• **Listing**:
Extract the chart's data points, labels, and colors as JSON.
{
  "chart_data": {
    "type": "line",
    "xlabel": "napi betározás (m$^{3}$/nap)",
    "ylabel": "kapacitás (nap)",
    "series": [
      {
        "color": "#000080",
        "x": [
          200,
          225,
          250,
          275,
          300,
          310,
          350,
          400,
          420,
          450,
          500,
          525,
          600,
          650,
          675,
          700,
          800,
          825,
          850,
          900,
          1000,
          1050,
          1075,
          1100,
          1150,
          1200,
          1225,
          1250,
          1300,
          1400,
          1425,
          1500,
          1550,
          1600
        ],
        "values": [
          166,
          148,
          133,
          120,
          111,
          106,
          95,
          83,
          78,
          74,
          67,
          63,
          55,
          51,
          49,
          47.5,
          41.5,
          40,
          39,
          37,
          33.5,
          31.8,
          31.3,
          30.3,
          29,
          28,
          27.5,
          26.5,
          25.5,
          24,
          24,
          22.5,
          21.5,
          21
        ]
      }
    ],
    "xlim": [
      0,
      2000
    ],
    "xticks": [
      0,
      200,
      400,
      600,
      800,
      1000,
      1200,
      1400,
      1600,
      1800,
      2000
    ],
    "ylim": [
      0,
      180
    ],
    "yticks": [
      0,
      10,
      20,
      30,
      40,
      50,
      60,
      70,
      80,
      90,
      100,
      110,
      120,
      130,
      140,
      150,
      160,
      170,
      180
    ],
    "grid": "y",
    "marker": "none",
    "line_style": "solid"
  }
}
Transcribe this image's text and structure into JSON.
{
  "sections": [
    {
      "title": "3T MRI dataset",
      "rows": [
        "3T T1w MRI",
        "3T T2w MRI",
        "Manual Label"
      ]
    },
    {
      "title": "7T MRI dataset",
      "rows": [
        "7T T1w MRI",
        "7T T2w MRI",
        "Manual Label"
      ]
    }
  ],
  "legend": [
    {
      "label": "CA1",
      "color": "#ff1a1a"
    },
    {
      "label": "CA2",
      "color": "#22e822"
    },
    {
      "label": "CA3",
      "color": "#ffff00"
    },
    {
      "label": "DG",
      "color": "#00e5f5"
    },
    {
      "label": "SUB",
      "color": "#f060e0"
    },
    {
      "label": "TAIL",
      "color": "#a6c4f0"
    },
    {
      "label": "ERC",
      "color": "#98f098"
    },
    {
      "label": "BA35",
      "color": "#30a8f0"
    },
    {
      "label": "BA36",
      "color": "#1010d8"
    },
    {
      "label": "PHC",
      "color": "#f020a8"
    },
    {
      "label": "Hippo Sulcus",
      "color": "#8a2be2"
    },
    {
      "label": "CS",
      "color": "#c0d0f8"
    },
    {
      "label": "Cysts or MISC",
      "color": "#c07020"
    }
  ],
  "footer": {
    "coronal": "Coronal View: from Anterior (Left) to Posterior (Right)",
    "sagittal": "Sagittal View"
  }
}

• **What this task involves**: Tally the lines of the records holding the word "JSON", then state only the tally.

• **Complete response**: 2